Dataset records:
###
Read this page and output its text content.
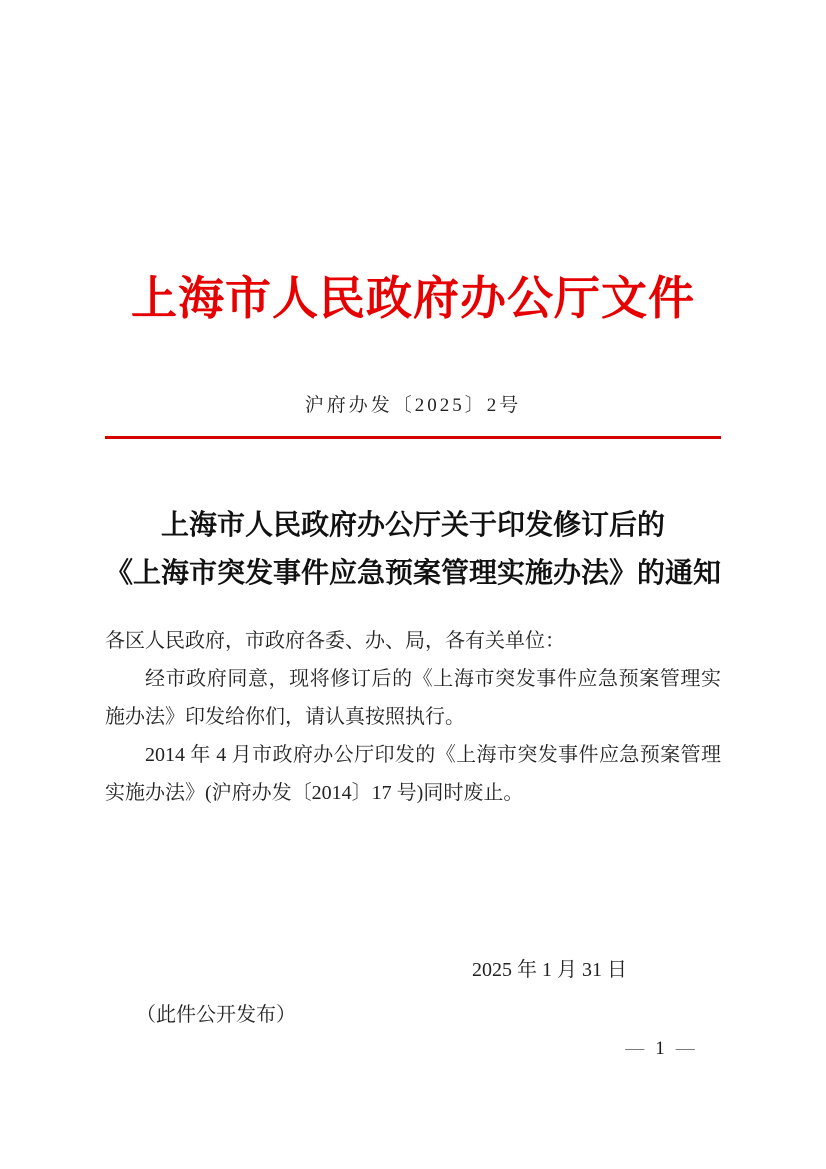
上海市人民政府办公厅文件
沪府办发〔2025〕2号
上海市人民政府办公厅关于印发修订后的
《上海市突发事件应急预案管理实施办法》的通知

各区人民政府，市政府各委、办、局，各有关单位：

经市政府同意，现将修订后的《上海市突发事件应急预案管理实施办法》印发给你们，请认真按照执行。

2014 年 4 月市政府办公厅印发的《上海市突发事件应急预案管理实施办法》(沪府办发〔2014〕17 号)同时废止。

2025 年 1 月 31 日
（此件公开发布）
— 1 —
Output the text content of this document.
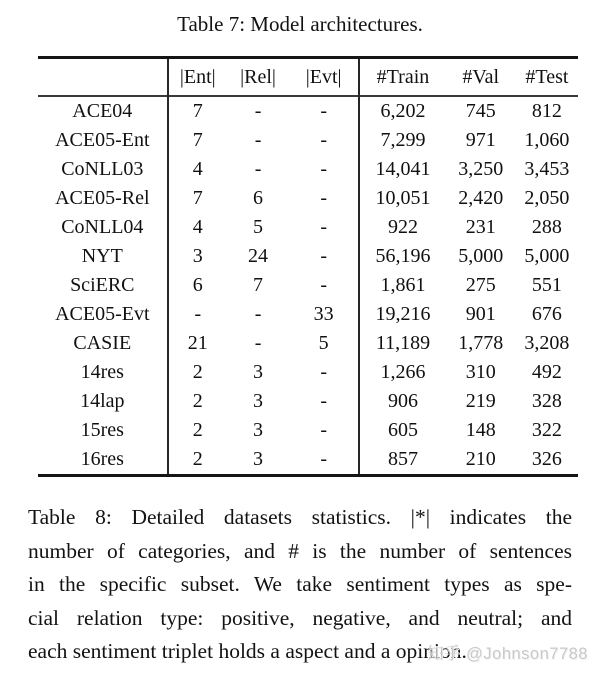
Table 7: Model architectures.
	|Ent|	|Rel|	|Evt|	#Train	#Val	#Test
ACE04	7	-	-	6,202	745	812
ACE05-Ent	7	-	-	7,299	971	1,060
CoNLL03	4	-	-	14,041	3,250	3,453
ACE05-Rel	7	6	-	10,051	2,420	2,050
CoNLL04	4	5	-	922	231	288
NYT	3	24	-	56,196	5,000	5,000
SciERC	6	7	-	1,861	275	551
ACE05-Evt	-	-	33	19,216	901	676
CASIE	21	-	5	11,189	1,778	3,208
14res	2	3	-	1,266	310	492
14lap	2	3	-	906	219	328
15res	2	3	-	605	148	322
16res	2	3	-	857	210	326
Table 8: Detailed datasets statistics. |*| indicates the
number of categories, and # is the number of sentences
in the specific subset. We take sentiment types as spe-
cial relation type: positive, negative, and neutral; and
each sentiment triplet holds a aspect and a opinion.
知乎 @Johnson7788
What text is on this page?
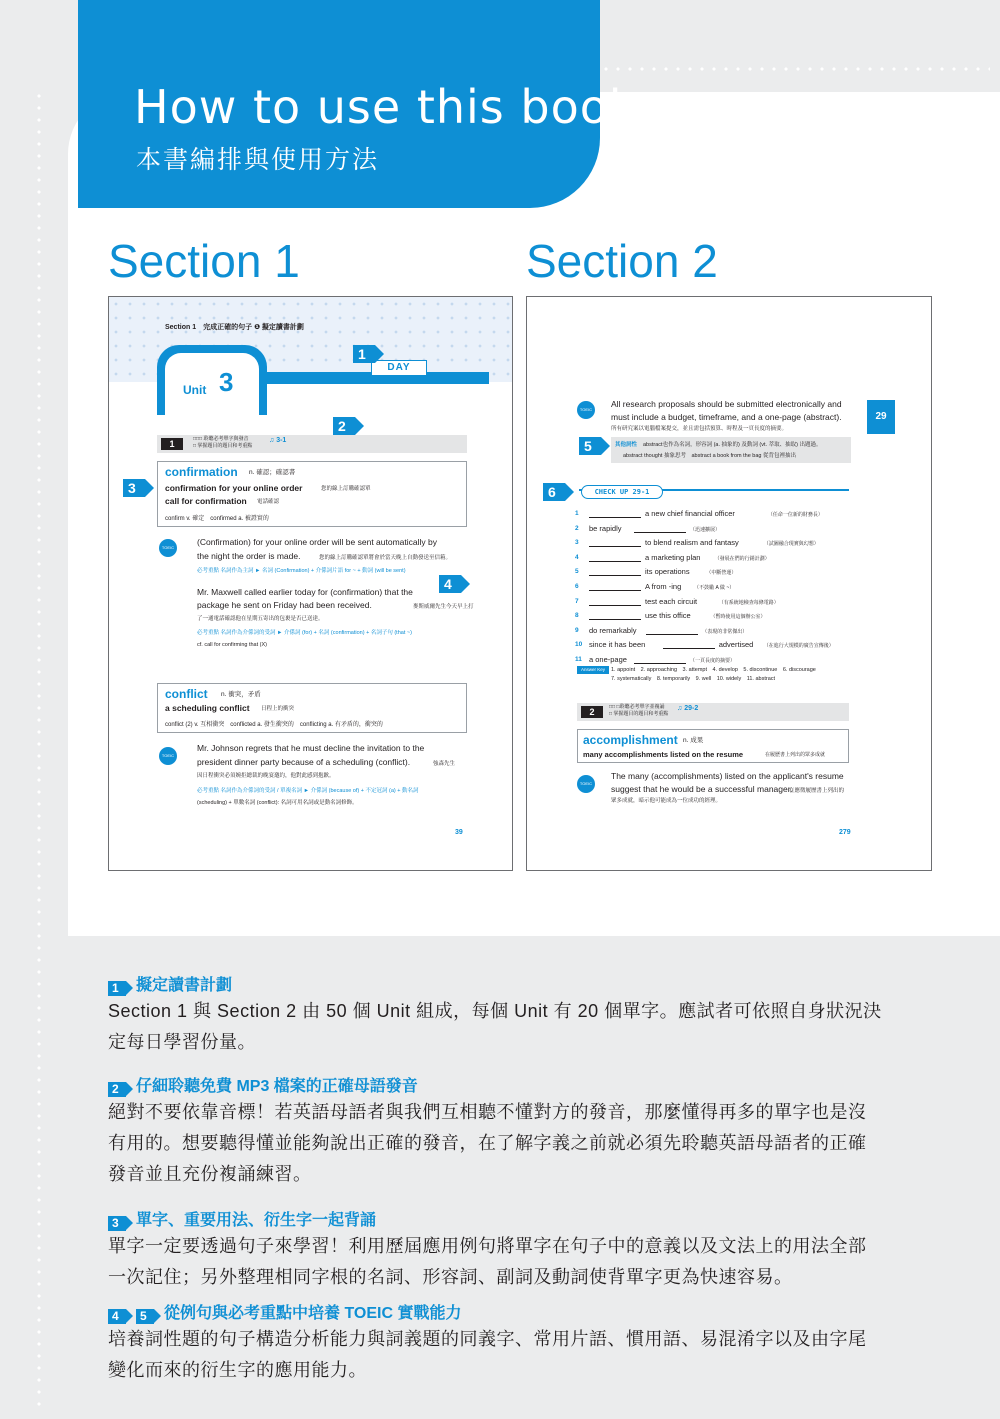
How to use this book
本書編排與使用方法
Section 1	Section 2
Section 1　完成正確的句子 ❶ 擬定讀書計劃
DAY
Unit 3
1
2
1	□□□ 聆聽必考單字與發音
□ 掌握題目的題目和考重點
♫ 3-1
confirmation n. 確認；確認書
confirmation for your online order	您的線上訂購確認單
call for confirmation 電話確認
confirm v. 確定　confirmed a. 被證實的
3
TOEIC
(Confirmation) for your online order will be sent automatically by
the night the order is made.	您的線上訂購確認單將會於當天晚上自動發送至信箱。
必考重點 名詞作為主詞 ► 名詞 (Confirmation) + 介係詞片語 for ~ + 動詞 (will be sent)
4
Mr. Maxwell called earlier today for (confirmation) that the
package he sent on Friday had been received.	麥斯威爾先生今天早上打
了一通電話確認他在星期五寄出的包裹是否已送達。
必考重點 名詞作為介係詞的受詞 ► 介係詞 (for) + 名詞 (confirmation) + 名詞子句 (that ~)
cf. call for confirming that (X)
conflict n. 衝突，矛盾
a scheduling conflict 日程上的衝突
conflict (2) v. 互相衝突　conflicted a. 發生衝突的　conflicting a. 有矛盾的，衝突的
TOEIC
Mr. Johnson regrets that he must decline the invitation to the
president dinner party because of a scheduling (conflict).	強森先生
因日程衝突必須婉拒總裁的晚宴邀約，他對此感到抱歉。
必考重點 名詞作為介係詞的受詞 / 單複名詞 ► 介係詞 (because of) + 不定冠詞 (a) + 動名詞
(scheduling) + 單數名詞 (conflict): 名詞可用名詞或是動名詞修飾。
39
TOEIC
All research proposals should be submitted electronically and
must include a budget, timeframe, and a one-page (abstract).
所有研究案以電腦檔案提交，並且需包括預算、時程及一頁長度的摘要。
29
5	其他詞性 abstract也作為名詞，形容詞 (a. 抽象的) 及動詞 (vt. 萃取、抽取) 出題過。
abstract thought 抽象思考　abstract a book from the bag 從背包裡抽出
6	CHECK UP 29-1
1	a new chief financial officer	（任命一位新的財務長）
2 be rapidly	（迅速擴展）
3	to blend realism and fantasy	（試圖融合現實與幻想）
4	a marketing plan	（發展在們的行銷計劃）
5	its operations	（中斷營運）
6	A from -ing	（不鼓勵 A 做 ~）
7	test each circuit	（有系統地檢查每條電路）
8	use this office	（暫時使用這個辦公室）
9 do remarkably	（表現的非常傑出）
10 since it has been	advertised （在進行大規模的廣告宣傳後）
11 a one-page	（一頁長度的摘要）
Answer Key	1. appoint　2. approaching　3. attempt　4. develop　5. discontinue　6. discourage
7. systematically　8. temporarily　9. well　10. widely　11. abstract
2	□□ □聆聽必考單字並複誦
□ 掌握題目的題目和考重點
♫ 29-2
accomplishment n. 成果
many accomplishments listed on the resume	在履歷書上列出的眾多成就
TOEIC
The many (accomplishments) listed on the applicant's resume
suggest that he would be a successful manager.
在應徵履歷書上列出的
眾多成就，暗示他可能成為一位成功的經理。
279
1 擬定讀書計劃
Section 1 與 Section 2 由 50 個 Unit 組成，每個 Unit 有 20 個單字。應試者可依照自身狀況決
定每日學習份量。
2 仔細聆聽免費 MP3 檔案的正確母語發音
絕對不要依靠音標！若英語母語者與我們互相聽不懂對方的發音，那麼懂得再多的單字也是沒
有用的。想要聽得懂並能夠說出正確的發音，在了解字義之前就必須先聆聽英語母語者的正確
發音並且充份複誦練習。
3 單字、重要用法、衍生字一起背誦
單字一定要透過句子來學習！利用歷屆應用例句將單字在句子中的意義以及文法上的用法全部
一次記住；另外整理相同字根的名詞、形容詞、副詞及動詞使背單字更為快速容易。
4 5 從例句與必考重點中培養 TOEIC 實戰能力
培養詞性題的句子構造分析能力與詞義題的同義字、常用片語、慣用語、易混淆字以及由字尾
變化而來的衍生字的應用能力。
###
WORK TO COMPLETE
Leave out the pictures and return every record word for word.

TASK RESULT
Read this page and output its text content.
上海市人民政府办公厅文件
沪府办发〔2025〕2号
上海市人民政府办公厅关于印发修订后的
《上海市突发事件应急预案管理实施办法》的通知

各区人民政府，市政府各委、办、局，各有关单位：

经市政府同意，现将修订后的《上海市突发事件应急预案管理实施办法》印发给你们，请认真按照执行。

2014 年 4 月市政府办公厅印发的《上海市突发事件应急预案管理实施办法》(沪府办发〔2014〕17 号)同时废止。

2025 年 1 月 31 日
（此件公开发布）
— 1 —
Output the text content of this document.
Table 7: Model architectures.
	|Ent|	|Rel|	|Evt|	#Train	#Val	#Test
ACE04	7	-	-	6,202	745	812
ACE05-Ent	7	-	-	7,299	971	1,060
CoNLL03	4	-	-	14,041	3,250	3,453
ACE05-Rel	7	6	-	10,051	2,420	2,050
CoNLL04	4	5	-	922	231	288
NYT	3	24	-	56,196	5,000	5,000
SciERC	6	7	-	1,861	275	551
ACE05-Evt	-	-	33	19,216	901	676
CASIE	21	-	5	11,189	1,778	3,208
14res	2	3	-	1,266	310	492
14lap	2	3	-	906	219	328
15res	2	3	-	605	148	322
16res	2	3	-	857	210	326
Table 8: Detailed datasets statistics. |*| indicates the
number of categories, and # is the number of sentences
in the specific subset. We take sentiment types as spe-
cial relation type: positive, negative, and neutral; and
each sentiment triplet holds a aspect and a opinion.
知乎 @Johnson7788
What text is on this page?
How to use this book
本書編排與使用方法
Section 1	Section 2
Section 1　完成正確的句子 ❶ 擬定讀書計劃
DAY
Unit 3
1
2
1	□□□ 聆聽必考單字與發音
□ 掌握題目的題目和考重點
♫ 3-1
confirmation n. 確認；確認書
confirmation for your online order	您的線上訂購確認單
call for confirmation 電話確認
confirm v. 確定　confirmed a. 被證實的
3
TOEIC
(Confirmation) for your online order will be sent automatically by
the night the order is made.	您的線上訂購確認單將會於當天晚上自動發送至信箱。
必考重點 名詞作為主詞 ► 名詞 (Confirmation) + 介係詞片語 for ~ + 動詞 (will be sent)
4
Mr. Maxwell called earlier today for (confirmation) that the
package he sent on Friday had been received.	麥斯威爾先生今天早上打
了一通電話確認他在星期五寄出的包裹是否已送達。
必考重點 名詞作為介係詞的受詞 ► 介係詞 (for) + 名詞 (confirmation) + 名詞子句 (that ~)
cf. call for confirming that (X)
conflict n. 衝突，矛盾
a scheduling conflict 日程上的衝突
conflict (2) v. 互相衝突　conflicted a. 發生衝突的　conflicting a. 有矛盾的，衝突的
TOEIC
Mr. Johnson regrets that he must decline the invitation to the
president dinner party because of a scheduling (conflict).	強森先生
因日程衝突必須婉拒總裁的晚宴邀約，他對此感到抱歉。
必考重點 名詞作為介係詞的受詞 / 單複名詞 ► 介係詞 (because of) + 不定冠詞 (a) + 動名詞
(scheduling) + 單數名詞 (conflict): 名詞可用名詞或是動名詞修飾。
39
TOEIC
All research proposals should be submitted electronically and
must include a budget, timeframe, and a one-page (abstract).
所有研究案以電腦檔案提交，並且需包括預算、時程及一頁長度的摘要。
29
5	其他詞性 abstract也作為名詞，形容詞 (a. 抽象的) 及動詞 (vt. 萃取、抽取) 出題過。
abstract thought 抽象思考　abstract a book from the bag 從背包裡抽出
6	CHECK UP 29-1
1	a new chief financial officer	（任命一位新的財務長）
2 be rapidly	（迅速擴展）
3	to blend realism and fantasy	（試圖融合現實與幻想）
4	a marketing plan	（發展在們的行銷計劃）
5	its operations	（中斷營運）
6	A from -ing	（不鼓勵 A 做 ~）
7	test each circuit	（有系統地檢查每條電路）
8	use this office	（暫時使用這個辦公室）
9 do remarkably	（表現的非常傑出）
10 since it has been	advertised （在進行大規模的廣告宣傳後）
11 a one-page	（一頁長度的摘要）
Answer Key	1. appoint　2. approaching　3. attempt　4. develop　5. discontinue　6. discourage
7. systematically　8. temporarily　9. well　10. widely　11. abstract
2	□□ □聆聽必考單字並複誦
□ 掌握題目的題目和考重點
♫ 29-2
accomplishment n. 成果
many accomplishments listed on the resume	在履歷書上列出的眾多成就
TOEIC
The many (accomplishments) listed on the applicant's resume
suggest that he would be a successful manager.
在應徵履歷書上列出的
眾多成就，暗示他可能成為一位成功的經理。
279
1 擬定讀書計劃
Section 1 與 Section 2 由 50 個 Unit 組成，每個 Unit 有 20 個單字。應試者可依照自身狀況決
定每日學習份量。
2 仔細聆聽免費 MP3 檔案的正確母語發音
絕對不要依靠音標！若英語母語者與我們互相聽不懂對方的發音，那麼懂得再多的單字也是沒
有用的。想要聽得懂並能夠說出正確的發音，在了解字義之前就必須先聆聽英語母語者的正確
發音並且充份複誦練習。
3 單字、重要用法、衍生字一起背誦
單字一定要透過句子來學習！利用歷屆應用例句將單字在句子中的意義以及文法上的用法全部
一次記住；另外整理相同字根的名詞、形容詞、副詞及動詞使背單字更為快速容易。
4 5 從例句與必考重點中培養 TOEIC 實戰能力
培養詞性題的句子構造分析能力與詞義題的同義字、常用片語、慣用語、易混淆字以及由字尾
變化而來的衍生字的應用能力。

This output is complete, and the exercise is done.